Ziel der Übung:
Schreibe die Opernkritik über Sänger und Orchester im Auszug zum Lesen weiter und knüpfe direkt an ihren letzten Satz an.

Sänger und Orchester
Wie nach der Pause neu erwacht wirkte die Staatskapelle Weimar unter der Leitung von Martin Hoff. Transparent und gleichzeitig dynamisch ausdifferenziert spielte das Orchester und bot den Solisten beste Voraussetzungen für ihre stimmlich anspruchsvollen Partien. Vor allem Jana Havranova als Nedda überzeugte sowohl schauspielerisch als auch stimmlich mit ihrer Darstellung der unsicheren und in Ängsten gefangene Ehefrau, welche krampfhaft versucht, die Fassade ihrer „perfekten“ Ehe aufrecht zu erhalten. Sie verfügt bei allen schwierigen szenischen Aktionen über einen weichen und trotzdem kraftvollen Sopran. Lieblich klang ihre Arie „Stridono lassù“, und sie zeigte außerdem keine Angst vor veristischem Sprechgesang in den dramatischen Momenten. Auch Pieter Roux als Canio spielte und sang seine Rolle ausgezeichnet. Grandios wechselte er vom gutmütigen Spaßvogel zum vor Eifersucht und Wut amoklaufenden betrogenen Ehemann. Verdienten Szenenapplaus spendete ihm das Publikum nach der berühmten Arie „Vesti la giubba“. Sein hoher Tenor besitzt den leider immer seltener werdenden Schmelz. Alexander Günther (Tonio) und Artjom Karatkov (Beppe) stehen schauspielerisch und stimmlich den beiden Hauptdarstellern in nichts nach. Ersterer bot weniger den Eindruck eines verspotteten Krüppels als den eines hinterlistigen Jagos mit Bitterkeit und Sarkasmus in der Stimme. Lieblich weich und zart fließend klang hingegen der Bariton von Uwe Schenker-Primus als Silvio, ein Mann der im Gegensatz zu Canio seine Frau auf Händen tragen würde. Stimmlich und darstellerisch ein echter Charmeur.

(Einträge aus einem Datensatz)
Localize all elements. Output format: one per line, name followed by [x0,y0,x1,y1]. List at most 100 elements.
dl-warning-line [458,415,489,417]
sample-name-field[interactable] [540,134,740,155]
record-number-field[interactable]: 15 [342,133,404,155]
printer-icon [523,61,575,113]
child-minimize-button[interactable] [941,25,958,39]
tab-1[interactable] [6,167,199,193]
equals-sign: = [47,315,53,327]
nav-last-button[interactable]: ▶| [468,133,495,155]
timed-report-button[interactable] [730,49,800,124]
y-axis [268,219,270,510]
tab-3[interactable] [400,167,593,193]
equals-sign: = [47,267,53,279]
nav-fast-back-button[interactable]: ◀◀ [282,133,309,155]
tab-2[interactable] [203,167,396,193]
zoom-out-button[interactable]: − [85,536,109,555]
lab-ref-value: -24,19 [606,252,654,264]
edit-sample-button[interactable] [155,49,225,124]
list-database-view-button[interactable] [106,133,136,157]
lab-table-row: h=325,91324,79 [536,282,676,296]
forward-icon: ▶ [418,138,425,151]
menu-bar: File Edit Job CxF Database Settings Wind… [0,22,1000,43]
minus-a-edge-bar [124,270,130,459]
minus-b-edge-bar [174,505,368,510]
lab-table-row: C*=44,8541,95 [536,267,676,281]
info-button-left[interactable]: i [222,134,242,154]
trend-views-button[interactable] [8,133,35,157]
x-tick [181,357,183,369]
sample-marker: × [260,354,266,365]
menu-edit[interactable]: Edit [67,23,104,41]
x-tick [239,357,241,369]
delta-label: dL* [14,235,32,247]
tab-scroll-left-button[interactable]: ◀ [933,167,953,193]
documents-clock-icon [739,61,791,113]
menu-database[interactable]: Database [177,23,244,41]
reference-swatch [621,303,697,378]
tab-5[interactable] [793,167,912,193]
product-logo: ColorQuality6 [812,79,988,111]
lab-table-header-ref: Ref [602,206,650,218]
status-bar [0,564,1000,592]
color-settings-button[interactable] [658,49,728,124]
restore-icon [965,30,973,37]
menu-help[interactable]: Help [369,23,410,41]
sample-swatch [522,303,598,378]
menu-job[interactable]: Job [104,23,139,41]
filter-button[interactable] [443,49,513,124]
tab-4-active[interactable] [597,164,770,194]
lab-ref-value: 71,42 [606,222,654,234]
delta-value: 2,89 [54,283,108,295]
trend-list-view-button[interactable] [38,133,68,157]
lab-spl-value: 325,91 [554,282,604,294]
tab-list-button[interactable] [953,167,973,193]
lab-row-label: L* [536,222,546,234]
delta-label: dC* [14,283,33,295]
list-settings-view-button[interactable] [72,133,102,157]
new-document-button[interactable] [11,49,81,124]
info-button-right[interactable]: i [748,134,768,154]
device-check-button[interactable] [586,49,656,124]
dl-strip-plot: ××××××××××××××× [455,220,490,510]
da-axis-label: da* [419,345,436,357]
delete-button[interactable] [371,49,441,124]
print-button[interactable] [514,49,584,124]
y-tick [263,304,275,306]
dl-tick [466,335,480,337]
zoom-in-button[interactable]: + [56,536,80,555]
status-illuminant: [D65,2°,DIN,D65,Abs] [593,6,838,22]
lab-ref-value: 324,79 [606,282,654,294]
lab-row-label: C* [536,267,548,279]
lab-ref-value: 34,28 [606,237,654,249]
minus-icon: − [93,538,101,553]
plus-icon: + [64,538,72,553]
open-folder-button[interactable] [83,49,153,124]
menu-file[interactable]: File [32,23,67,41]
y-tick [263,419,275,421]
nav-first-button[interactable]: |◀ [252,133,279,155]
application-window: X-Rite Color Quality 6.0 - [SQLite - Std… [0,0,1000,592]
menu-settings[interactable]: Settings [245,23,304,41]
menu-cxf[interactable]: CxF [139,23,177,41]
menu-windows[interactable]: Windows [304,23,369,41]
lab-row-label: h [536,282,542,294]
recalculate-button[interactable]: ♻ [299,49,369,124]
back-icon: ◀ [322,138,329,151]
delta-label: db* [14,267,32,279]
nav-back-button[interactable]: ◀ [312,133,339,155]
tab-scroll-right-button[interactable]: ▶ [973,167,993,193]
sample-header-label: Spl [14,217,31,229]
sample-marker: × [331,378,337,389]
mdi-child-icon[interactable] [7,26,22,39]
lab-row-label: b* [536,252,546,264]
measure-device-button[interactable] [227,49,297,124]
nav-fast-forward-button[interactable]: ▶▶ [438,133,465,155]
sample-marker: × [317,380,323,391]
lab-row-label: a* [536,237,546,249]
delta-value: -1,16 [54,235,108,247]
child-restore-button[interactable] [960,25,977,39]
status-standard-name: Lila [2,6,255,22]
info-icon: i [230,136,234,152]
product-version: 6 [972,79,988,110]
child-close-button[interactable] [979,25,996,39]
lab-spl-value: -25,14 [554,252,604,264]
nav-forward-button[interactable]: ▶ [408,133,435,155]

Lösung zur Aufgabe:
Fazit
Auch hier könnte das Motto der Inszenierung wieder „Schein ist nicht gleich Sein“ lauten und bildet somit im Sinne des Gesamtkonzeptes ein perfektes Pendant zu Busonis „Turandot“. Die ungewöhnliche Verlagerung der Handlung bietet den nötigen Spielraum, um den Konflikt weiblicher Abhängigkeit und unterdrückter Sexualität heraus zu arbeiten. Dabei steht dabei das Commedia dell’arte-Motiv etwas im Hintergrund. Abgesehen davon wäre es vielleicht besser gewesen, die Opern in umgekehrter Reihenfolge zu präsentieren, da „Pagliacci“ im Gegensatz zur dadaistischen „Turandot“ Busonis wesentlich ernster und bedrückender wirkte.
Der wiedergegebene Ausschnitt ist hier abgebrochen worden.